**Problem:**
Copy all records verbatim.

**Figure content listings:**
=====
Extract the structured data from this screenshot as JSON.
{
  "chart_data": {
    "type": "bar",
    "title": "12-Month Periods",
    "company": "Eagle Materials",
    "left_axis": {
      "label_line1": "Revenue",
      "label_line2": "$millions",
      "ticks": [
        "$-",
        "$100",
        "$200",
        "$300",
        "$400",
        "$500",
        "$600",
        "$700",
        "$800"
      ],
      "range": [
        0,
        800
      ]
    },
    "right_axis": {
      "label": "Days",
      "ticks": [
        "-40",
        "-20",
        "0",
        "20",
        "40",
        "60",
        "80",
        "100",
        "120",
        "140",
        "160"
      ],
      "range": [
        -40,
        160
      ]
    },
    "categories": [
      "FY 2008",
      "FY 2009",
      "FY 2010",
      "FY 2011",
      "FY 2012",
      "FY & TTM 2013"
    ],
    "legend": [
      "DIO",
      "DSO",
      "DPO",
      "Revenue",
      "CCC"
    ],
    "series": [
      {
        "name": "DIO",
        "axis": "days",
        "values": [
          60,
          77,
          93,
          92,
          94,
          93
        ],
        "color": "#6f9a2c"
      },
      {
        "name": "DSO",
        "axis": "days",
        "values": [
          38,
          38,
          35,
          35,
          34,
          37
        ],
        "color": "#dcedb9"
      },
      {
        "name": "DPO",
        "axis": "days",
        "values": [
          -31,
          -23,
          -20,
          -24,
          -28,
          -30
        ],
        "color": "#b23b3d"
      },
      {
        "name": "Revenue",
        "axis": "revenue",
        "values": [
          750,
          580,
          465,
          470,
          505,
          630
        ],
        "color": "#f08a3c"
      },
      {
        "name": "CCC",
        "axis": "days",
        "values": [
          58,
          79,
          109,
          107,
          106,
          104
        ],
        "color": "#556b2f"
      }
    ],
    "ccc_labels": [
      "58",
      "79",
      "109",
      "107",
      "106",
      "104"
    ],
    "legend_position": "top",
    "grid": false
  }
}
=====
**Output of the task:**
Extract the structured data from this screenshot as JSON.
{
  "chart_data": {
    "type": "bar",
    "title": "12-Month Periods",
    "company": "Eagle Materials",
    "left_axis": {
      "label_line1": "Revenue",
      "label_line2": "$millions",
      "ticks": [
        "$-",
        "$100",
        "$200",
        "$300",
        "$400",
        "$500",
        "$600",
        "$700",
        "$800"
      ],
      "range": [
        0,
        800
      ]
    },
    "right_axis": {
      "label": "Days",
      "ticks": [
        "-40",
        "-20",
        "0",
        "20",
        "40",
        "60",
        "80",
        "100",
        "120",
        "140",
        "160"
      ],
      "range": [
        -40,
        160
      ]
    },
    "categories": [
      "FY 2008",
      "FY 2009",
      "FY 2010",
      "FY 2011",
      "FY 2012",
      "FY & TTM 2013"
    ],
    "legend": [
      "DIO",
      "DSO",
      "DPO",
      "Revenue",
      "CCC"
    ],
    "series": [
      {
        "name": "DIO",
        "axis": "days",
        "values": [
          60,
          77,
          93,
          92,
          94,
          93
        ],
        "color": "#6f9a2c"
      },
      {
        "name": "DSO",
        "axis": "days",
        "values": [
          38,
          38,
          35,
          35,
          34,
          37
        ],
        "color": "#dcedb9"
      },
      {
        "name": "DPO",
        "axis": "days",
        "values": [
          -31,
          -23,
          -20,
          -24,
          -28,
          -30
        ],
        "color": "#b23b3d"
      },
      {
        "name": "Revenue",
        "axis": "revenue",
        "values": [
          750,
          580,
          465,
          470,
          505,
          630
        ],
        "color": "#f08a3c"
      },
      {
        "name": "CCC",
        "axis": "days",
        "values": [
          58,
          79,
          109,
          107,
          106,
          104
        ],
        "color": "#556b2f"
      }
    ],
    "ccc_labels": [
      "58",
      "79",
      "109",
      "107",
      "106",
      "104"
    ],
    "legend_position": "top",
    "grid": false
  }
}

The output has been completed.